>> Start DATA FOR PROCESSING

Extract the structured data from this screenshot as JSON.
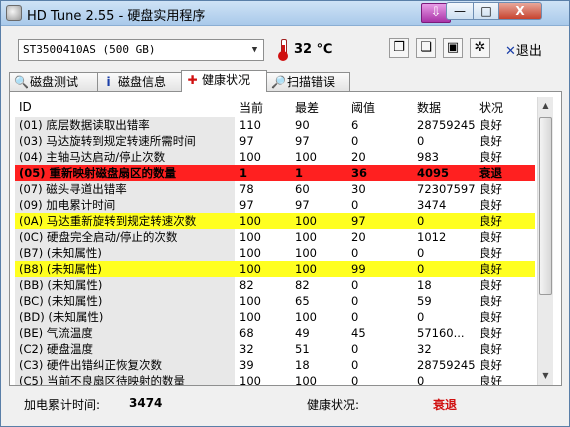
{
  "window": {
    "title": "HD Tune 2.55 - 硬盘实用程序",
    "min": "—",
    "max": "□",
    "close": "X",
    "download": "⇩"
  },
  "toolbar": {
    "drive": "ST3500410AS (500 GB)",
    "temperature": "32 ℃",
    "exit_label": "退出",
    "icons": [
      "copy-icon",
      "copy-all-icon",
      "save-icon",
      "options-icon"
    ]
  },
  "tabs": [
    {
      "label": "磁盘测试",
      "icon": "benchmark-icon"
    },
    {
      "label": "磁盘信息",
      "icon": "info-icon"
    },
    {
      "label": "健康状况",
      "icon": "health-icon",
      "active": true
    },
    {
      "label": "扫描错误",
      "icon": "scan-icon"
    }
  ],
  "table": {
    "headers": [
      "ID",
      "当前",
      "最差",
      "阈值",
      "数据",
      "状况"
    ],
    "rows": [
      {
        "id": "(01) 底层数据读取出错率",
        "cur": "110",
        "worst": "90",
        "thr": "6",
        "data": "28759245",
        "status": "良好",
        "hl": ""
      },
      {
        "id": "(03) 马达旋转到规定转速所需时间",
        "cur": "97",
        "worst": "97",
        "thr": "0",
        "data": "0",
        "status": "良好",
        "hl": ""
      },
      {
        "id": "(04) 主轴马达启动/停止次数",
        "cur": "100",
        "worst": "100",
        "thr": "20",
        "data": "983",
        "status": "良好",
        "hl": ""
      },
      {
        "id": "(05) 重新映射磁盘扇区的数量",
        "cur": "1",
        "worst": "1",
        "thr": "36",
        "data": "4095",
        "status": "衰退",
        "hl": "red"
      },
      {
        "id": "(07) 磁头寻道出错率",
        "cur": "78",
        "worst": "60",
        "thr": "30",
        "data": "72307597",
        "status": "良好",
        "hl": ""
      },
      {
        "id": "(09) 加电累计时间",
        "cur": "97",
        "worst": "97",
        "thr": "0",
        "data": "3474",
        "status": "良好",
        "hl": ""
      },
      {
        "id": "(0A) 马达重新旋转到规定转速次数",
        "cur": "100",
        "worst": "100",
        "thr": "97",
        "data": "0",
        "status": "良好",
        "hl": "yellow"
      },
      {
        "id": "(0C) 硬盘完全启动/停止的次数",
        "cur": "100",
        "worst": "100",
        "thr": "20",
        "data": "1012",
        "status": "良好",
        "hl": ""
      },
      {
        "id": "(B7) (未知属性)",
        "cur": "100",
        "worst": "100",
        "thr": "0",
        "data": "0",
        "status": "良好",
        "hl": ""
      },
      {
        "id": "(B8) (未知属性)",
        "cur": "100",
        "worst": "100",
        "thr": "99",
        "data": "0",
        "status": "良好",
        "hl": "yellow"
      },
      {
        "id": "(BB) (未知属性)",
        "cur": "82",
        "worst": "82",
        "thr": "0",
        "data": "18",
        "status": "良好",
        "hl": ""
      },
      {
        "id": "(BC) (未知属性)",
        "cur": "100",
        "worst": "65",
        "thr": "0",
        "data": "59",
        "status": "良好",
        "hl": ""
      },
      {
        "id": "(BD) (未知属性)",
        "cur": "100",
        "worst": "100",
        "thr": "0",
        "data": "0",
        "status": "良好",
        "hl": ""
      },
      {
        "id": "(BE) 气流温度",
        "cur": "68",
        "worst": "49",
        "thr": "45",
        "data": "57160...",
        "status": "良好",
        "hl": ""
      },
      {
        "id": "(C2) 硬盘温度",
        "cur": "32",
        "worst": "51",
        "thr": "0",
        "data": "32",
        "status": "良好",
        "hl": ""
      },
      {
        "id": "(C3) 硬件出错纠正恢复次数",
        "cur": "39",
        "worst": "18",
        "thr": "0",
        "data": "28759245",
        "status": "良好",
        "hl": ""
      },
      {
        "id": "(C5) 当前不良扇区待映射的数量",
        "cur": "100",
        "worst": "100",
        "thr": "0",
        "data": "0",
        "status": "良好",
        "hl": ""
      }
    ]
  },
  "status": {
    "poweron_label": "加电累计时间:",
    "poweron_value": "3474",
    "health_label": "健康状况:",
    "health_value": "衰退"
  },
  "colors": {
    "critical": "#ff2020",
    "warning": "#ffff20",
    "degraded_text": "#d01010"
  }
}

>> End DATA FOR PROCESSING

TASK
Pictures don't belong in the copy. Restate all the entries exactly.

EXERCISE ANSWER
Extract the structured data from this screenshot as JSON.
{
  "window": {
    "title": "HD Tune 2.55 - 硬盘实用程序",
    "min": "—",
    "max": "□",
    "close": "X",
    "download": "⇩"
  },
  "toolbar": {
    "drive": "ST3500410AS (500 GB)",
    "temperature": "32 ℃",
    "exit_label": "退出",
    "icons": [
      "copy-icon",
      "copy-all-icon",
      "save-icon",
      "options-icon"
    ]
  },
  "tabs": [
    {
      "label": "磁盘测试",
      "icon": "benchmark-icon"
    },
    {
      "label": "磁盘信息",
      "icon": "info-icon"
    },
    {
      "label": "健康状况",
      "icon": "health-icon",
      "active": true
    },
    {
      "label": "扫描错误",
      "icon": "scan-icon"
    }
  ],
  "table": {
    "headers": [
      "ID",
      "当前",
      "最差",
      "阈值",
      "数据",
      "状况"
    ],
    "rows": [
      {
        "id": "(01) 底层数据读取出错率",
        "cur": "110",
        "worst": "90",
        "thr": "6",
        "data": "28759245",
        "status": "良好",
        "hl": ""
      },
      {
        "id": "(03) 马达旋转到规定转速所需时间",
        "cur": "97",
        "worst": "97",
        "thr": "0",
        "data": "0",
        "status": "良好",
        "hl": ""
      },
      {
        "id": "(04) 主轴马达启动/停止次数",
        "cur": "100",
        "worst": "100",
        "thr": "20",
        "data": "983",
        "status": "良好",
        "hl": ""
      },
      {
        "id": "(05) 重新映射磁盘扇区的数量",
        "cur": "1",
        "worst": "1",
        "thr": "36",
        "data": "4095",
        "status": "衰退",
        "hl": "red"
      },
      {
        "id": "(07) 磁头寻道出错率",
        "cur": "78",
        "worst": "60",
        "thr": "30",
        "data": "72307597",
        "status": "良好",
        "hl": ""
      },
      {
        "id": "(09) 加电累计时间",
        "cur": "97",
        "worst": "97",
        "thr": "0",
        "data": "3474",
        "status": "良好",
        "hl": ""
      },
      {
        "id": "(0A) 马达重新旋转到规定转速次数",
        "cur": "100",
        "worst": "100",
        "thr": "97",
        "data": "0",
        "status": "良好",
        "hl": "yellow"
      },
      {
        "id": "(0C) 硬盘完全启动/停止的次数",
        "cur": "100",
        "worst": "100",
        "thr": "20",
        "data": "1012",
        "status": "良好",
        "hl": ""
      },
      {
        "id": "(B7) (未知属性)",
        "cur": "100",
        "worst": "100",
        "thr": "0",
        "data": "0",
        "status": "良好",
        "hl": ""
      },
      {
        "id": "(B8) (未知属性)",
        "cur": "100",
        "worst": "100",
        "thr": "99",
        "data": "0",
        "status": "良好",
        "hl": "yellow"
      },
      {
        "id": "(BB) (未知属性)",
        "cur": "82",
        "worst": "82",
        "thr": "0",
        "data": "18",
        "status": "良好",
        "hl": ""
      },
      {
        "id": "(BC) (未知属性)",
        "cur": "100",
        "worst": "65",
        "thr": "0",
        "data": "59",
        "status": "良好",
        "hl": ""
      },
      {
        "id": "(BD) (未知属性)",
        "cur": "100",
        "worst": "100",
        "thr": "0",
        "data": "0",
        "status": "良好",
        "hl": ""
      },
      {
        "id": "(BE) 气流温度",
        "cur": "68",
        "worst": "49",
        "thr": "45",
        "data": "57160...",
        "status": "良好",
        "hl": ""
      },
      {
        "id": "(C2) 硬盘温度",
        "cur": "32",
        "worst": "51",
        "thr": "0",
        "data": "32",
        "status": "良好",
        "hl": ""
      },
      {
        "id": "(C3) 硬件出错纠正恢复次数",
        "cur": "39",
        "worst": "18",
        "thr": "0",
        "data": "28759245",
        "status": "良好",
        "hl": ""
      },
      {
        "id": "(C5) 当前不良扇区待映射的数量",
        "cur": "100",
        "worst": "100",
        "thr": "0",
        "data": "0",
        "status": "良好",
        "hl": ""
      }
    ]
  },
  "status": {
    "poweron_label": "加电累计时间:",
    "poweron_value": "3474",
    "health_label": "健康状况:",
    "health_value": "衰退"
  },
  "colors": {
    "critical": "#ff2020",
    "warning": "#ffff20",
    "degraded_text": "#d01010"
  }
}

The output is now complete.